Your instructions: Scan the data below for the string "технической". Show every line where it turns up.

Excerpted data:
--- Start ---

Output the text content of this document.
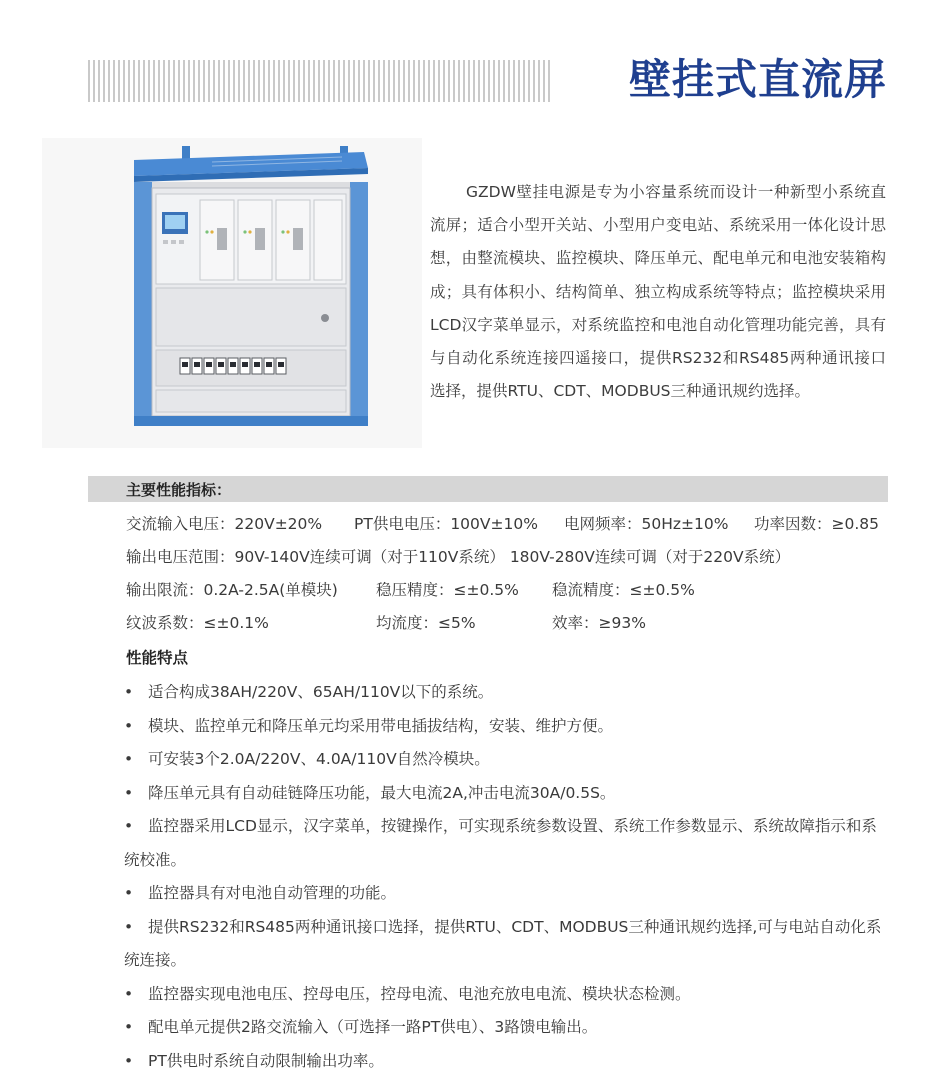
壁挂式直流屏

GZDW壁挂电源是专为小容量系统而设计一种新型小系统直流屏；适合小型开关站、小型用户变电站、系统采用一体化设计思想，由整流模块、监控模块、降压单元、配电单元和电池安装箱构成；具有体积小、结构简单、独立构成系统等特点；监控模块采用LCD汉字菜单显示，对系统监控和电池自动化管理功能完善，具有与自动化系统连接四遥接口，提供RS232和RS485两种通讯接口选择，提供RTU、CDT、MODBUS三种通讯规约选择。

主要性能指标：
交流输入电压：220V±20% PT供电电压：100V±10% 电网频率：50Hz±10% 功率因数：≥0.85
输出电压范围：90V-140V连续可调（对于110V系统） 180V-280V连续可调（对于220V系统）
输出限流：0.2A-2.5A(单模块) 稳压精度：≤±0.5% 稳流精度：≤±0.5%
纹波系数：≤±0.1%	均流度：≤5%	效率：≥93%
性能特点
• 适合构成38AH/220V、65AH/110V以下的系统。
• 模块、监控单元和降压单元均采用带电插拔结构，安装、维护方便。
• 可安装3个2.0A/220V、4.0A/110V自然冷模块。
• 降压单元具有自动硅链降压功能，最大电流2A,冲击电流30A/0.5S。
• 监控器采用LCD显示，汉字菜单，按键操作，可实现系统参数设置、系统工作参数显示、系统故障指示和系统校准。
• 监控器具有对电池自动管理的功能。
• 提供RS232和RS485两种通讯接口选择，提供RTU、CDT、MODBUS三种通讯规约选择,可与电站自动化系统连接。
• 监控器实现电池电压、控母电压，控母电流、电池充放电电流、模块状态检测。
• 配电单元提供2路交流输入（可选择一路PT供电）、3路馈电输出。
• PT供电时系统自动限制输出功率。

--- End ---
--- Start ---

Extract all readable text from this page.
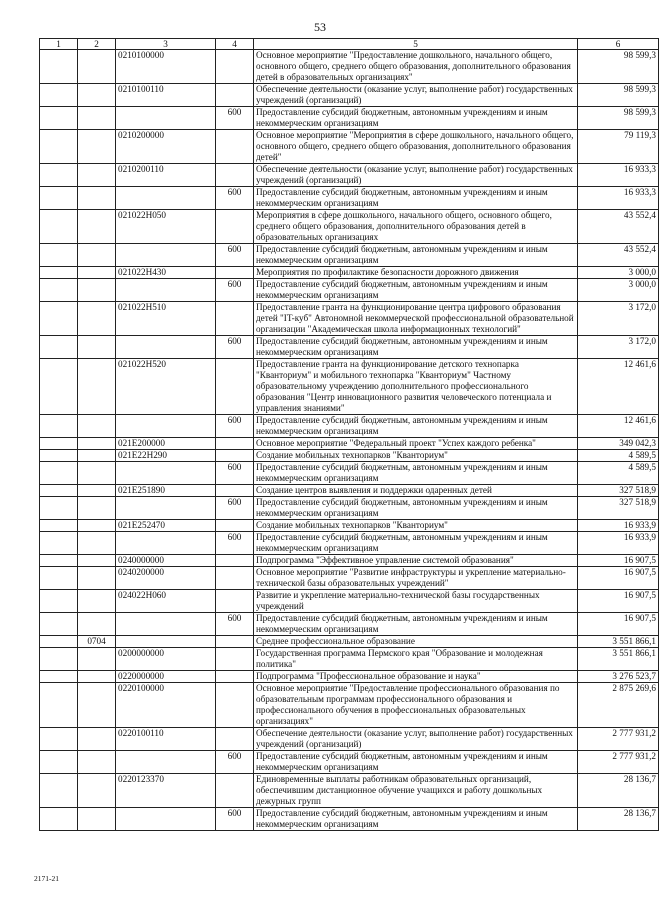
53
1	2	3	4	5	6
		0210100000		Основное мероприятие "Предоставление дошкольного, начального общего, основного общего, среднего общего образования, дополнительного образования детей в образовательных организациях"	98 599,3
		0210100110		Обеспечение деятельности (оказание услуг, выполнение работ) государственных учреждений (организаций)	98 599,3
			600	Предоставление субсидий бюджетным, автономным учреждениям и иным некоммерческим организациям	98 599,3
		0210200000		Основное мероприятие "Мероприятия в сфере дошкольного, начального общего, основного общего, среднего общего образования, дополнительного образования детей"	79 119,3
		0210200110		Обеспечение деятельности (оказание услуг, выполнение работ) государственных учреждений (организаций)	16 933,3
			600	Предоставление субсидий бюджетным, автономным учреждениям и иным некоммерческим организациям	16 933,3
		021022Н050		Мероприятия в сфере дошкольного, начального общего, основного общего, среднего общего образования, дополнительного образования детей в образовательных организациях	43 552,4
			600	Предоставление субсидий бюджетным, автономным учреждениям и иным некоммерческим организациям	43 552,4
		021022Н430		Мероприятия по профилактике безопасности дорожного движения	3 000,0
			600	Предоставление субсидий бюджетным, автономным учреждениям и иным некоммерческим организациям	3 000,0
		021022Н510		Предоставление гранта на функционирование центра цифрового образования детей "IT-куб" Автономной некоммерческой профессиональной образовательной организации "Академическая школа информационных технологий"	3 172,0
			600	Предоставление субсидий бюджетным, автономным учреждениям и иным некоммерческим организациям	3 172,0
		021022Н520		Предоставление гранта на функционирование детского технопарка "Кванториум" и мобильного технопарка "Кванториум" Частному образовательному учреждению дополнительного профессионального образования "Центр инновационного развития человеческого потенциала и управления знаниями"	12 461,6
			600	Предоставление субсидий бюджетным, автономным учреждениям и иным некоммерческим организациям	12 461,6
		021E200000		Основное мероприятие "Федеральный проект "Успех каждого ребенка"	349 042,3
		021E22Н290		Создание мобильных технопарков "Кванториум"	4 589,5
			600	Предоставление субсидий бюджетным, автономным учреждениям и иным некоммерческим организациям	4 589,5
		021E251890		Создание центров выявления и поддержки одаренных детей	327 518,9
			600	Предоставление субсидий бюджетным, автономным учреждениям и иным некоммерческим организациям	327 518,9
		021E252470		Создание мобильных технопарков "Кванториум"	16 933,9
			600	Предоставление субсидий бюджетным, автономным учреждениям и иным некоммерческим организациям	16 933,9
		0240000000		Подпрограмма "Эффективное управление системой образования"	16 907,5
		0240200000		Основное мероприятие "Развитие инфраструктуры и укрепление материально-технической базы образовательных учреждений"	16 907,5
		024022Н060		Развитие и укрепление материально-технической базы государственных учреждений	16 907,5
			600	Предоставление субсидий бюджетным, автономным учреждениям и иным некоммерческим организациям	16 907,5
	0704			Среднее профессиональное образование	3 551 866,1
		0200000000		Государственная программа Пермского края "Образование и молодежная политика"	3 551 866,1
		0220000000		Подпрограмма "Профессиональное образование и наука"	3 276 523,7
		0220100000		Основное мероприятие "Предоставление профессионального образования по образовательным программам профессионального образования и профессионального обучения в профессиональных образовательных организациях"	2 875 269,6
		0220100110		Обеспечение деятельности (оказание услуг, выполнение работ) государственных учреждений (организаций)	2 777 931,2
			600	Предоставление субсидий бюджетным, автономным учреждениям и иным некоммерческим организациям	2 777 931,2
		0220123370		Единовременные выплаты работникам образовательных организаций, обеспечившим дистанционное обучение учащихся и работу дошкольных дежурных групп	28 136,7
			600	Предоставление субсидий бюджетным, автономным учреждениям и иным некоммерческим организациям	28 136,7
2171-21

--- End ---
--- Start ---

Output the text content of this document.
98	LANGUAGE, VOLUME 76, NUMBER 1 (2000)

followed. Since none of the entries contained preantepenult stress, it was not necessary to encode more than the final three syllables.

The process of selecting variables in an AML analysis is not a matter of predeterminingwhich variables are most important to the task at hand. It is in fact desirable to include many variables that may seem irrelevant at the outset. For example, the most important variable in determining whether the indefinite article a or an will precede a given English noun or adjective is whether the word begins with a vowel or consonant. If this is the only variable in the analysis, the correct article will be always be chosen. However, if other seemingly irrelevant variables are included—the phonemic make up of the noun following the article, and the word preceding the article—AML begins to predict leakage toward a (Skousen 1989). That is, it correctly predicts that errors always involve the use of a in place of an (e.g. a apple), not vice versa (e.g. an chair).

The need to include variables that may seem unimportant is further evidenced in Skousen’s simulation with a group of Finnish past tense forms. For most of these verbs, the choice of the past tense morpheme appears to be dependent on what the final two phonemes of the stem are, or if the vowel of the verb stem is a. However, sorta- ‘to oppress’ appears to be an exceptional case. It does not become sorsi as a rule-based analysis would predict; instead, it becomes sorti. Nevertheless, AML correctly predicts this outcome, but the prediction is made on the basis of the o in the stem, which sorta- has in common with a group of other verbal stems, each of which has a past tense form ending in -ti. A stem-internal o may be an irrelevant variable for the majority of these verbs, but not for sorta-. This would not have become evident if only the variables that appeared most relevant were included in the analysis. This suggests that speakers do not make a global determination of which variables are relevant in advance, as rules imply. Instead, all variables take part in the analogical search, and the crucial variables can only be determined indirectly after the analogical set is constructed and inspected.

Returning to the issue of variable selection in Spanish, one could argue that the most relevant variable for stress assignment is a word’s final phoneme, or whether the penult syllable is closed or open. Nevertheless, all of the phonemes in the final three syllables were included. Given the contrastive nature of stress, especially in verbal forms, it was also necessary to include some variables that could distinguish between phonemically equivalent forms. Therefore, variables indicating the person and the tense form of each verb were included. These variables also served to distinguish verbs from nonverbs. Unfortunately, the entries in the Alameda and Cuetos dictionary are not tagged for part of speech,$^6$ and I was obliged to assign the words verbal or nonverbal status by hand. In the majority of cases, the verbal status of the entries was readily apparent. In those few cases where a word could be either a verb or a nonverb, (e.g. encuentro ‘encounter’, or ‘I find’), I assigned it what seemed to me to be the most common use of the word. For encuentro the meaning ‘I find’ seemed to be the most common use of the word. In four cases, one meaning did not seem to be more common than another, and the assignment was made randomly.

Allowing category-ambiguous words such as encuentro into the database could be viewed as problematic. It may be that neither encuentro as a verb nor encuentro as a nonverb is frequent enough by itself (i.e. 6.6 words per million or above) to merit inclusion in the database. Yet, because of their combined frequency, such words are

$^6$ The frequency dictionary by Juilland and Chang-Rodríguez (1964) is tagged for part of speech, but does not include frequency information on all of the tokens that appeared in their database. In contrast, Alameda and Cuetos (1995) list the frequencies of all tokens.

--- End ---

The completed task:
		0240200000		Основное мероприятие "Развитие инфраструктуры и укрепление материально-технической базы образовательных учреждений"	16 907,5
		024022Н060		Развитие и укрепление материально-технической базы государственных учреждений	16 907,5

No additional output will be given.